### RICHIESTE
**1)** Nel brano sulla strategia statunitense, qual è indicato come il grande mezzo di dominazione?
**2)** Prolunga il brano sulla strategia statunitense di egemonia, riprendendo dopo la sua ultima frase.

La strategia statunitense, radicalizzata dopo l’attacco alle Twin Towers, è quella di garantire in primo luogo la sua egemonia globale attraverso i mezzi di distruzione di massa (possono uccidere il mondo intero) e poi per mezzo dell’economia capitalista e dell’ideologia (Hollywood gioca un grande ruolo in questo), che è una forma di guerra morbida (guerra ambigua) ma efficace per conquistare la mente e il cuore attraverso la via simbolica e attraverso l’immaginario, sotto il presunto segno della democrazia e dei diritti umani.
Ma il grande mezzo di dominazione è l’economia capitalista neoliberista. Questa deve essere imposta a tutti (la Cina è stata presa da essa per rafforzarsi economicamente). Questo viene fatto attraverso le grandi società globalizzate e i loro alleati nazionali. Questa è la grande arma, perché l’altra, la guerra, funziona da deterrente e da spaventapasseri, in quanto può distruggere tutti, compreso chi la usa.
Chi vince la corsa della innovazione tecnologica, in particolare quella militare ma anche quella economica, raggiungerà l’egemonia mondiale.
Cosa c’entra tutto questo con l’attuale situazione politica ed economica in Brasile? C’entra completamente. Con il presidente Jair Bolsonaro è stata fatta una chiara opzione per l’allineamento senza restrizioni e senza contropartita con le strategie statunitensi di egemonia mondiale.

### ELENCO REGISTRATO

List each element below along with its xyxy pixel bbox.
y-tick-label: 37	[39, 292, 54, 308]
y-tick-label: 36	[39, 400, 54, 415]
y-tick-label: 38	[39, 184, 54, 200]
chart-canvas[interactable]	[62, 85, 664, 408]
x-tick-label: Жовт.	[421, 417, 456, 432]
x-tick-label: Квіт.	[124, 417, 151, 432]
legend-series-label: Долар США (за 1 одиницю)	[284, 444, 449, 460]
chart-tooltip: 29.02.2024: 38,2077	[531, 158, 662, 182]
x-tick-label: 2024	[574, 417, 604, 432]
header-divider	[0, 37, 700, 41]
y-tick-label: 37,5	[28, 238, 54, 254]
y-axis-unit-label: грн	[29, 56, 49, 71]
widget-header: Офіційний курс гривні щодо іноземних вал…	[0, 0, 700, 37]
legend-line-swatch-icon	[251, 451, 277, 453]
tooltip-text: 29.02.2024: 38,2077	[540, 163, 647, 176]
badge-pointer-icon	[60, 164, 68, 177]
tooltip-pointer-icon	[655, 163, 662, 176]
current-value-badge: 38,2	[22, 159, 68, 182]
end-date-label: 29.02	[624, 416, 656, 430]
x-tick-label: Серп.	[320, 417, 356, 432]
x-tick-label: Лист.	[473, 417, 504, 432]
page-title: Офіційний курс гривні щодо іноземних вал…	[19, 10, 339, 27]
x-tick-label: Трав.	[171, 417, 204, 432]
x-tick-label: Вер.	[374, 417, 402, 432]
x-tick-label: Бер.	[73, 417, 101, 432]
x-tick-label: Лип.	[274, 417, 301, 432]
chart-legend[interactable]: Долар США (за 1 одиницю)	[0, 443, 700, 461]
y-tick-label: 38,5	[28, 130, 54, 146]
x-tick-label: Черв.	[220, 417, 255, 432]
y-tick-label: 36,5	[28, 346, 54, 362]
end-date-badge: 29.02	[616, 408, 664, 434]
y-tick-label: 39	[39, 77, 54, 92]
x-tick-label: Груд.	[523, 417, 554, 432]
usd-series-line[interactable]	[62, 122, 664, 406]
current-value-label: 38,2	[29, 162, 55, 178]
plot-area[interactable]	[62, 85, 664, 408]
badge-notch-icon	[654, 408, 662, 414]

### RISPOSTE AI COMPITI
**1)** L'economia capitalista neoliberista.

**2)**
Negli alti livelli militari e nelle élite ricche, viene fatto il seguente ragionamento: non abbiamo la possibilità di essere una grande nazione, sebbene abbiamo tutte le condizioni oggettive per esserlo. Siamo arrivati tardi e non abbiamo partecipato al piccolo gruppo che decide le strategie del mondo. Siamo stati una colonia e ci è stata imposta una ricolonizzazione per fornire materie prime naturali (commodities) ai paesi avanzati. È necessario aderire al più forte, in questo caso gli Stati Uniti, come partner aggregato con i vantaggi economici concessi al gruppo transnazionale selezionato che supporta questa opzione. Qui è mancata un’intelligenza più indipendente per cercare un percorso adeguato in relazione dialettica con i grandi poteri attuali.
Le grandi maggioranze povere non contano. Sono zeri economici. Producono poco e non consumano quasi nulla. Dalla dipendenza passano alla inconsistenza.Pero bisogna dire che esatamente questi ultimi costituiscono il punto centrale della Teologia della Liberazione.
Qual è il cambiamento che si è verificato in Brasile negli ultimi anni? La gerarchia superiore dell’esercito, i generali che hanno truppe sotto il loro comando (questi sono quelli che contano) avrebbero abbracciato questa tesi. Avrebbero lasciato in disparte il progetto di una nazione autonoma. La sicurezza, di cui sono responsabili, ora sarebbe garantita dagli Stati Uniti con il loro apparato militare e le loro oltre 800 basi militari sparse in tutto il mondo. Questa adesione implica anche l’incorporazione dell’economia liberale (tra i nostri ultraliberali) e della democrazia rappresentativa, anche se a bassa intensità.
Con l’attuale Presidente, il Brasile è stato occupato dai militari. L’ex capitano, nominato capo di stato, è il capo visibile di questo progetto, impiantato bruscamente in Brasile. Per questa conduzione è necessario indebolire tutto ciò che ci rende un paese-nazione: l’industria deve rallentare e essere sostituita dalle importazioni; le istituzioni democratiche e nazionali, devono essere mantenute, ma rese inefficienti; le università pubbliche sminuite e scorporate, per dare spazio al quelle private, associate alle grandi aziende, perché queste hanno bisogno di quadri formate da loro per poter lavorare.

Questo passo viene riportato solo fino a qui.